* _Written task_: Scan the data for "trend" and copy the lines it appears in.

* _The input_:
------

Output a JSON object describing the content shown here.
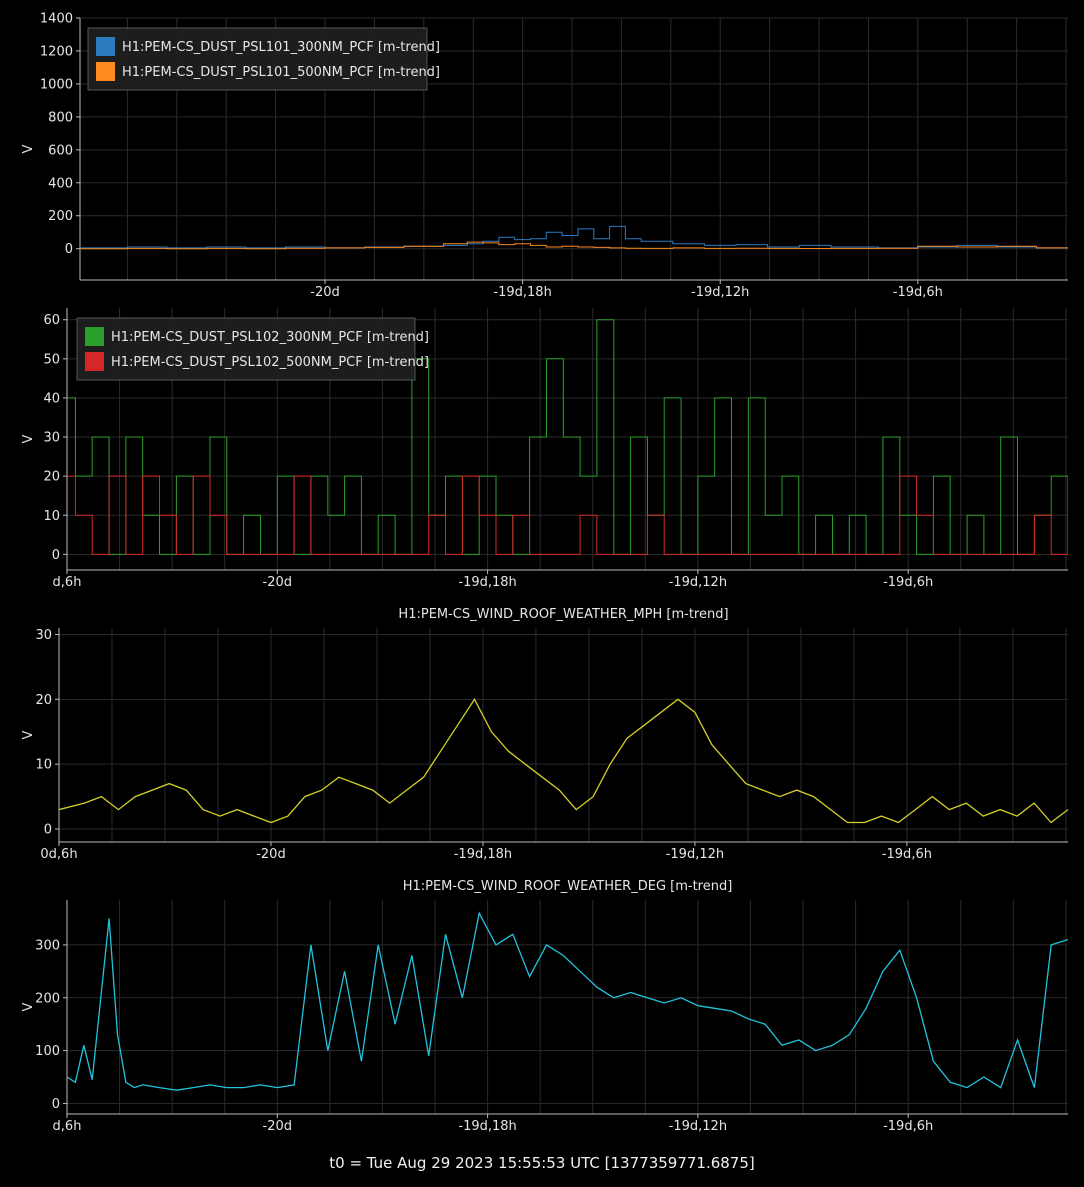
{
  "footer": "t0 = Tue Aug 29 2023 15:55:53 UTC [1377359771.6875]",
  "colors": {
    "background": "#000000",
    "grid": "#2b2b2b",
    "axis": "#bbbbbb",
    "text": "#e6e6e6",
    "legend_bg": "#1f1f1f",
    "legend_border": "#555555"
  },
  "chart_data": [
    {
      "type": "line",
      "title": "",
      "xlabel": "",
      "ylabel": "V",
      "xlim": [
        -20.31,
        -19.06
      ],
      "ylim": [
        -190,
        1400
      ],
      "x_ticks": [
        -20.0,
        -19.75,
        -19.5,
        -19.25
      ],
      "x_tick_labels": [
        "-20d",
        "-19d,18h",
        "-19d,12h",
        "-19d,6h"
      ],
      "y_ticks": [
        0,
        200,
        400,
        600,
        800,
        1000,
        1200,
        1400
      ],
      "y_tick_labels": [
        "0",
        "200",
        "400",
        "600",
        "800",
        "1000",
        "1200",
        "1400"
      ],
      "grid": true,
      "legend": "top-left",
      "series": [
        {
          "name": "H1:PEM-CS_DUST_PSL101_300NM_PCF [m-trend]",
          "color": "#2b7bc0",
          "x": [
            -20.31,
            -20.25,
            -20.2,
            -20.15,
            -20.1,
            -20.05,
            -20.0,
            -19.95,
            -19.9,
            -19.85,
            -19.82,
            -19.8,
            -19.78,
            -19.76,
            -19.74,
            -19.72,
            -19.7,
            -19.68,
            -19.66,
            -19.64,
            -19.62,
            -19.6,
            -19.56,
            -19.52,
            -19.48,
            -19.44,
            -19.4,
            -19.36,
            -19.3,
            -19.25,
            -19.2,
            -19.15,
            -19.1,
            -19.06
          ],
          "y": [
            5,
            10,
            5,
            10,
            5,
            10,
            5,
            10,
            15,
            20,
            30,
            45,
            70,
            55,
            60,
            100,
            80,
            120,
            60,
            135,
            60,
            45,
            30,
            20,
            25,
            10,
            20,
            10,
            5,
            10,
            20,
            10,
            5,
            5
          ]
        },
        {
          "name": "H1:PEM-CS_DUST_PSL101_500NM_PCF [m-trend]",
          "color": "#ff8a1f",
          "x": [
            -20.31,
            -20.25,
            -20.2,
            -20.15,
            -20.1,
            -20.05,
            -20.0,
            -19.95,
            -19.9,
            -19.85,
            -19.82,
            -19.8,
            -19.78,
            -19.76,
            -19.74,
            -19.72,
            -19.7,
            -19.68,
            -19.66,
            -19.64,
            -19.62,
            -19.6,
            -19.56,
            -19.52,
            -19.48,
            -19.44,
            -19.4,
            -19.36,
            -19.3,
            -19.25,
            -19.2,
            -19.15,
            -19.1,
            -19.06
          ],
          "y": [
            0,
            2,
            0,
            2,
            0,
            3,
            5,
            8,
            15,
            30,
            40,
            35,
            25,
            30,
            20,
            10,
            15,
            10,
            8,
            5,
            3,
            2,
            5,
            2,
            3,
            2,
            1,
            2,
            3,
            15,
            10,
            15,
            5,
            3
          ]
        }
      ]
    },
    {
      "type": "line",
      "title": "",
      "xlabel": "",
      "ylabel": "V",
      "xlim": [
        -20.25,
        -19.06
      ],
      "ylim": [
        -4,
        63
      ],
      "x_ticks": [
        -20.25,
        -20.0,
        -19.75,
        -19.5,
        -19.25
      ],
      "x_tick_labels": [
        "d,6h",
        "-20d",
        "-19d,18h",
        "-19d,12h",
        "-19d,6h"
      ],
      "y_ticks": [
        0,
        10,
        20,
        30,
        40,
        50,
        60
      ],
      "y_tick_labels": [
        "0",
        "10",
        "20",
        "30",
        "40",
        "50",
        "60"
      ],
      "grid": true,
      "legend": "top-left",
      "series": [
        {
          "name": "H1:PEM-CS_DUST_PSL102_300NM_PCF [m-trend]",
          "color": "#2ca02c",
          "x": [
            -20.25,
            -20.24,
            -20.22,
            -20.2,
            -20.18,
            -20.16,
            -20.14,
            -20.12,
            -20.1,
            -20.08,
            -20.06,
            -20.04,
            -20.02,
            -20.0,
            -19.98,
            -19.96,
            -19.94,
            -19.92,
            -19.9,
            -19.88,
            -19.86,
            -19.84,
            -19.82,
            -19.8,
            -19.78,
            -19.76,
            -19.74,
            -19.72,
            -19.7,
            -19.68,
            -19.66,
            -19.64,
            -19.62,
            -19.6,
            -19.58,
            -19.56,
            -19.54,
            -19.52,
            -19.5,
            -19.48,
            -19.46,
            -19.44,
            -19.42,
            -19.4,
            -19.38,
            -19.36,
            -19.34,
            -19.32,
            -19.3,
            -19.28,
            -19.26,
            -19.24,
            -19.22,
            -19.2,
            -19.18,
            -19.16,
            -19.14,
            -19.12,
            -19.1,
            -19.08,
            -19.06
          ],
          "y": [
            40,
            20,
            30,
            0,
            30,
            10,
            0,
            20,
            0,
            30,
            0,
            10,
            0,
            20,
            0,
            20,
            10,
            20,
            0,
            10,
            0,
            50,
            10,
            20,
            0,
            20,
            10,
            0,
            30,
            50,
            30,
            20,
            60,
            0,
            30,
            10,
            40,
            0,
            20,
            40,
            0,
            40,
            10,
            20,
            0,
            10,
            0,
            10,
            0,
            30,
            10,
            0,
            20,
            0,
            10,
            0,
            30,
            0,
            10,
            20,
            0
          ]
        },
        {
          "name": "H1:PEM-CS_DUST_PSL102_500NM_PCF [m-trend]",
          "color": "#d62728",
          "x": [
            -20.25,
            -20.24,
            -20.22,
            -20.2,
            -20.18,
            -20.16,
            -20.14,
            -20.12,
            -20.1,
            -20.08,
            -20.06,
            -20.04,
            -20.02,
            -20.0,
            -19.98,
            -19.96,
            -19.94,
            -19.92,
            -19.9,
            -19.88,
            -19.86,
            -19.84,
            -19.82,
            -19.8,
            -19.78,
            -19.76,
            -19.74,
            -19.72,
            -19.7,
            -19.68,
            -19.66,
            -19.64,
            -19.62,
            -19.6,
            -19.58,
            -19.56,
            -19.54,
            -19.52,
            -19.5,
            -19.48,
            -19.46,
            -19.44,
            -19.42,
            -19.4,
            -19.38,
            -19.36,
            -19.34,
            -19.32,
            -19.3,
            -19.28,
            -19.26,
            -19.24,
            -19.22,
            -19.2,
            -19.18,
            -19.16,
            -19.14,
            -19.12,
            -19.1,
            -19.08,
            -19.06
          ],
          "y": [
            20,
            10,
            0,
            20,
            0,
            20,
            10,
            0,
            20,
            10,
            0,
            0,
            0,
            0,
            20,
            0,
            0,
            0,
            0,
            0,
            0,
            0,
            10,
            0,
            20,
            10,
            0,
            10,
            0,
            0,
            0,
            10,
            0,
            0,
            0,
            10,
            0,
            0,
            0,
            0,
            0,
            0,
            0,
            0,
            0,
            0,
            0,
            0,
            0,
            0,
            20,
            10,
            0,
            0,
            0,
            0,
            0,
            0,
            10,
            0,
            0
          ]
        }
      ]
    },
    {
      "type": "line",
      "title": "H1:PEM-CS_WIND_ROOF_WEATHER_MPH [m-trend]",
      "xlabel": "",
      "ylabel": "V",
      "xlim": [
        -20.25,
        -19.06
      ],
      "ylim": [
        -2,
        31
      ],
      "x_ticks": [
        -20.25,
        -20.0,
        -19.75,
        -19.5,
        -19.25
      ],
      "x_tick_labels": [
        "0d,6h",
        "-20d",
        "-19d,18h",
        "-19d,12h",
        "-19d,6h"
      ],
      "y_ticks": [
        0,
        10,
        20,
        30
      ],
      "y_tick_labels": [
        "0",
        "10",
        "20",
        "30"
      ],
      "grid": true,
      "legend": "none",
      "series": [
        {
          "color": "#d4cf2a",
          "x": [
            -20.25,
            -20.22,
            -20.2,
            -20.18,
            -20.16,
            -20.14,
            -20.12,
            -20.1,
            -20.08,
            -20.06,
            -20.04,
            -20.02,
            -20.0,
            -19.98,
            -19.96,
            -19.94,
            -19.92,
            -19.9,
            -19.88,
            -19.86,
            -19.84,
            -19.82,
            -19.8,
            -19.78,
            -19.76,
            -19.74,
            -19.72,
            -19.7,
            -19.68,
            -19.66,
            -19.64,
            -19.62,
            -19.6,
            -19.58,
            -19.56,
            -19.54,
            -19.52,
            -19.5,
            -19.48,
            -19.46,
            -19.44,
            -19.42,
            -19.4,
            -19.38,
            -19.36,
            -19.34,
            -19.32,
            -19.3,
            -19.28,
            -19.26,
            -19.24,
            -19.22,
            -19.2,
            -19.18,
            -19.16,
            -19.14,
            -19.12,
            -19.1,
            -19.08,
            -19.06
          ],
          "y": [
            3,
            4,
            5,
            3,
            5,
            6,
            7,
            6,
            3,
            2,
            3,
            2,
            1,
            2,
            5,
            6,
            8,
            7,
            6,
            4,
            6,
            8,
            12,
            16,
            20,
            15,
            12,
            10,
            8,
            6,
            3,
            5,
            10,
            14,
            16,
            18,
            20,
            18,
            13,
            10,
            7,
            6,
            5,
            6,
            5,
            3,
            1,
            1,
            2,
            1,
            3,
            5,
            3,
            4,
            2,
            3,
            2,
            4,
            1,
            3
          ]
        }
      ]
    },
    {
      "type": "line",
      "title": "H1:PEM-CS_WIND_ROOF_WEATHER_DEG [m-trend]",
      "xlabel": "",
      "ylabel": "V",
      "xlim": [
        -20.25,
        -19.06
      ],
      "ylim": [
        -20,
        385
      ],
      "x_ticks": [
        -20.25,
        -20.0,
        -19.75,
        -19.5,
        -19.25
      ],
      "x_tick_labels": [
        "d,6h",
        "-20d",
        "-19d,18h",
        "-19d,12h",
        "-19d,6h"
      ],
      "y_ticks": [
        0,
        100,
        200,
        300
      ],
      "y_tick_labels": [
        "0",
        "100",
        "200",
        "300"
      ],
      "grid": true,
      "legend": "none",
      "series": [
        {
          "color": "#22c3dd",
          "x": [
            -20.25,
            -20.24,
            -20.23,
            -20.22,
            -20.2,
            -20.19,
            -20.18,
            -20.17,
            -20.16,
            -20.14,
            -20.12,
            -20.1,
            -20.08,
            -20.06,
            -20.04,
            -20.02,
            -20.0,
            -19.98,
            -19.96,
            -19.94,
            -19.92,
            -19.9,
            -19.88,
            -19.86,
            -19.84,
            -19.82,
            -19.8,
            -19.78,
            -19.76,
            -19.74,
            -19.72,
            -19.7,
            -19.68,
            -19.66,
            -19.64,
            -19.62,
            -19.6,
            -19.58,
            -19.56,
            -19.54,
            -19.52,
            -19.5,
            -19.48,
            -19.46,
            -19.44,
            -19.42,
            -19.4,
            -19.38,
            -19.36,
            -19.34,
            -19.32,
            -19.3,
            -19.28,
            -19.26,
            -19.24,
            -19.22,
            -19.2,
            -19.18,
            -19.16,
            -19.14,
            -19.12,
            -19.1,
            -19.08,
            -19.06
          ],
          "y": [
            50,
            40,
            110,
            45,
            350,
            130,
            40,
            30,
            35,
            30,
            25,
            30,
            35,
            30,
            30,
            35,
            30,
            35,
            300,
            100,
            250,
            80,
            300,
            150,
            280,
            90,
            320,
            200,
            360,
            300,
            320,
            240,
            300,
            280,
            250,
            220,
            200,
            210,
            200,
            190,
            200,
            185,
            180,
            175,
            160,
            150,
            110,
            120,
            100,
            110,
            130,
            180,
            250,
            290,
            200,
            80,
            40,
            30,
            50,
            30,
            120,
            30,
            300,
            310
          ]
        }
      ]
    }
  ]
}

------

* _Task result_:
          "name": "H1:PEM-CS_DUST_PSL101_300NM_PCF [m-trend]",
          "name": "H1:PEM-CS_DUST_PSL101_500NM_PCF [m-trend]",
          "name": "H1:PEM-CS_DUST_PSL102_300NM_PCF [m-trend]",
          "name": "H1:PEM-CS_DUST_PSL102_500NM_PCF [m-trend]",
      "title": "H1:PEM-CS_WIND_ROOF_WEATHER_MPH [m-trend]",
      "title": "H1:PEM-CS_WIND_ROOF_WEATHER_DEG [m-trend]",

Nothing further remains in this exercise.